Task requirements: Identify the lines that include the word "JSON", then copy all of them.

─── Data listing ───

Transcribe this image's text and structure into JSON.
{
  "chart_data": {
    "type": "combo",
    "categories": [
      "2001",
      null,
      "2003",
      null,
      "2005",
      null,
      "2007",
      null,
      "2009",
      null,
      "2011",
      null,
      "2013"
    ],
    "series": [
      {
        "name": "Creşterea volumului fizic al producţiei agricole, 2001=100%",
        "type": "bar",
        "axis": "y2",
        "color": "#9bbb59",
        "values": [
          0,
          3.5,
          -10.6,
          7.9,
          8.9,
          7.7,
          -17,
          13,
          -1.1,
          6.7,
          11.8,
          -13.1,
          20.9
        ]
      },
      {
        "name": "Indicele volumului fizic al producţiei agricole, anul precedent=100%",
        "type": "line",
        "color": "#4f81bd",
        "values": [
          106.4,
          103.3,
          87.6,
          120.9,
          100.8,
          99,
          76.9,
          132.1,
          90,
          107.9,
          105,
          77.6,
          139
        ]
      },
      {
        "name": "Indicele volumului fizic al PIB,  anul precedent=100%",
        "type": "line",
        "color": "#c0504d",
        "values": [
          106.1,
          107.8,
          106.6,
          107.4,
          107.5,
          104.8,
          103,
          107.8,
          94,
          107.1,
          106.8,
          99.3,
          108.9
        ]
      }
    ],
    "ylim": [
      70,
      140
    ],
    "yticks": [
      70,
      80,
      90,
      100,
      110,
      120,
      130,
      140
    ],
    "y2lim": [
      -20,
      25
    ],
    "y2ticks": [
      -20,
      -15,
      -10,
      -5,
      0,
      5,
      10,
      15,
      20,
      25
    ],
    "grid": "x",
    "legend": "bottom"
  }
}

───
─── Data listing ───

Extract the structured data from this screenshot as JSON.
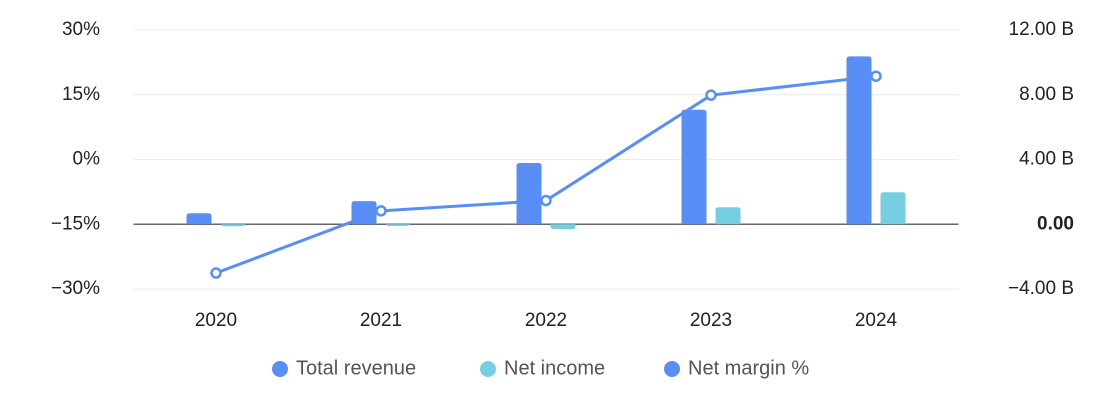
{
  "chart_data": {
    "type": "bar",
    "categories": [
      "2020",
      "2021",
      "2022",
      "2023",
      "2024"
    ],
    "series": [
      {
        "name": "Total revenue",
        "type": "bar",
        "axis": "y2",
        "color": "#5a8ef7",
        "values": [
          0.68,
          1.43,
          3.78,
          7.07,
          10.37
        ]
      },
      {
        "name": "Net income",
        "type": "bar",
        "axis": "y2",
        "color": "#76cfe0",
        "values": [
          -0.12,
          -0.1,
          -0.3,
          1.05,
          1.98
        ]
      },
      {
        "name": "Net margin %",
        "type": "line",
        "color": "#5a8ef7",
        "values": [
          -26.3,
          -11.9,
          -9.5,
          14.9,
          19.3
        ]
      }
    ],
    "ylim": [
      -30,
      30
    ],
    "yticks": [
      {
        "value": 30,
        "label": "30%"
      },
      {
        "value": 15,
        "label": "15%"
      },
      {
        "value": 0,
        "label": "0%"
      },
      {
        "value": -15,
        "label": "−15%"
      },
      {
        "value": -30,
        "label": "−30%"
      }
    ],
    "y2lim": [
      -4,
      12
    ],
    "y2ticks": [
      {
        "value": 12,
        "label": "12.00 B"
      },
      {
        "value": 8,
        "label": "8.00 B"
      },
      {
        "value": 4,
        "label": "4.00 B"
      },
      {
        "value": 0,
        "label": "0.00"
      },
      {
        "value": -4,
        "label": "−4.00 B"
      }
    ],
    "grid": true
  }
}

───

Response:
Transcribe this image's text and structure into JSON.
Extract the structured data from this screenshot as JSON.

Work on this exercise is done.